- Stated exercise -
For each line below that includes the word "text", make a copy.

- Records supplied -
**********
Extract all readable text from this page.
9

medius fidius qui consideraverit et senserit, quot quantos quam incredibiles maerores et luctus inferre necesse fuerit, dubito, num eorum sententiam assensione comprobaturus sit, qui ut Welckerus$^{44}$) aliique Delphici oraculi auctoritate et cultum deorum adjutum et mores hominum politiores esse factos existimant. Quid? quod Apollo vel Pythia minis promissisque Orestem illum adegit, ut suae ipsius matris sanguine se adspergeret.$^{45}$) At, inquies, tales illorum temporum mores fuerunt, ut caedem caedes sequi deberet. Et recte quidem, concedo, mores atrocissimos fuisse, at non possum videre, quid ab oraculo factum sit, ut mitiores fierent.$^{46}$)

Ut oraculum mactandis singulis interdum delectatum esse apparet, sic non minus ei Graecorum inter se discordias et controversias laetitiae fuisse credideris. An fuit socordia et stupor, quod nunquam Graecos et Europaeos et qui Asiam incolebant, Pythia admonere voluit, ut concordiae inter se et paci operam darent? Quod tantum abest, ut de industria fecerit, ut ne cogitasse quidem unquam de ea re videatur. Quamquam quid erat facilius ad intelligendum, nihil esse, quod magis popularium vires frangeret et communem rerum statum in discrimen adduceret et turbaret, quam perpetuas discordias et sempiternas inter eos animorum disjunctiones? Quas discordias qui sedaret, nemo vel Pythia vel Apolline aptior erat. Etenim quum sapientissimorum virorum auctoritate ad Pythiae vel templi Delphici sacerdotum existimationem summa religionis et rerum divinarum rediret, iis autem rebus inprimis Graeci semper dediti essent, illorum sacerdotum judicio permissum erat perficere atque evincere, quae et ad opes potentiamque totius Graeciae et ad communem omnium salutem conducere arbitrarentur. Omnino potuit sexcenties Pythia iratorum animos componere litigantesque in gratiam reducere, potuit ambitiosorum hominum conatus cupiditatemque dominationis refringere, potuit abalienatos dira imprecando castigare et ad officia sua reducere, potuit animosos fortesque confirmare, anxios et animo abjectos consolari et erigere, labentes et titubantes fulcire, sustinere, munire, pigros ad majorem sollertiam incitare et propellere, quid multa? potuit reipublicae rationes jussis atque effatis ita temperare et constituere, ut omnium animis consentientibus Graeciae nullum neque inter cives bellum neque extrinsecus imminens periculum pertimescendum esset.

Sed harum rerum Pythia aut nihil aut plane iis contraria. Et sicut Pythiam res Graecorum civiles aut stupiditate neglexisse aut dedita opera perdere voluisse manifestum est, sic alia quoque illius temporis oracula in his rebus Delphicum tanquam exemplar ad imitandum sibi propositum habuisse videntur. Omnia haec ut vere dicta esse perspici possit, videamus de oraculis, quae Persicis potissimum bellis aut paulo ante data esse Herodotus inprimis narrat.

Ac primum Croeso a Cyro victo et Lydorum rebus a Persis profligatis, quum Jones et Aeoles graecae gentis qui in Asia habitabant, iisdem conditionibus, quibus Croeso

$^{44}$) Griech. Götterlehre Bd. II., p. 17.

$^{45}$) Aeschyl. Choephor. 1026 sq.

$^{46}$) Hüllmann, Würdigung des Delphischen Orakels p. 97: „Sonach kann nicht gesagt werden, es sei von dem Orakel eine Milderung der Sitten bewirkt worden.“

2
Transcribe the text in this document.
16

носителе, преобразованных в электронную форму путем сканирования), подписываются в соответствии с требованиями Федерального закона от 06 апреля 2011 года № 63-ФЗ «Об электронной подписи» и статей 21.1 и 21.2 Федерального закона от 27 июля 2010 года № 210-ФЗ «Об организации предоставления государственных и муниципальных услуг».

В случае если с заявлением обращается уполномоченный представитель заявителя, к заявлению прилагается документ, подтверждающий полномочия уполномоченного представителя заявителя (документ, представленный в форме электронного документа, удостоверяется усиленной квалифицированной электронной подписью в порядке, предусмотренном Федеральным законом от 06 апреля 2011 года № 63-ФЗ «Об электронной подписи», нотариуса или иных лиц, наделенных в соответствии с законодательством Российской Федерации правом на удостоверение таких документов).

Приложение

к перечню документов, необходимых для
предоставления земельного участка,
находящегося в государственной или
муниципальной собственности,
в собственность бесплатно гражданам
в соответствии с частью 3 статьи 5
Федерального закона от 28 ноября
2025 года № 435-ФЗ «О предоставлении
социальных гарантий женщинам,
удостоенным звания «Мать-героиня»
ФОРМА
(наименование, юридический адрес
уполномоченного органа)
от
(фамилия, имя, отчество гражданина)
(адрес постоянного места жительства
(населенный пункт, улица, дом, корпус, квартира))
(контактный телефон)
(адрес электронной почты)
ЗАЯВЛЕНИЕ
**********
- The response -
Extract all readable text from this page.
Transcribe the text in this document.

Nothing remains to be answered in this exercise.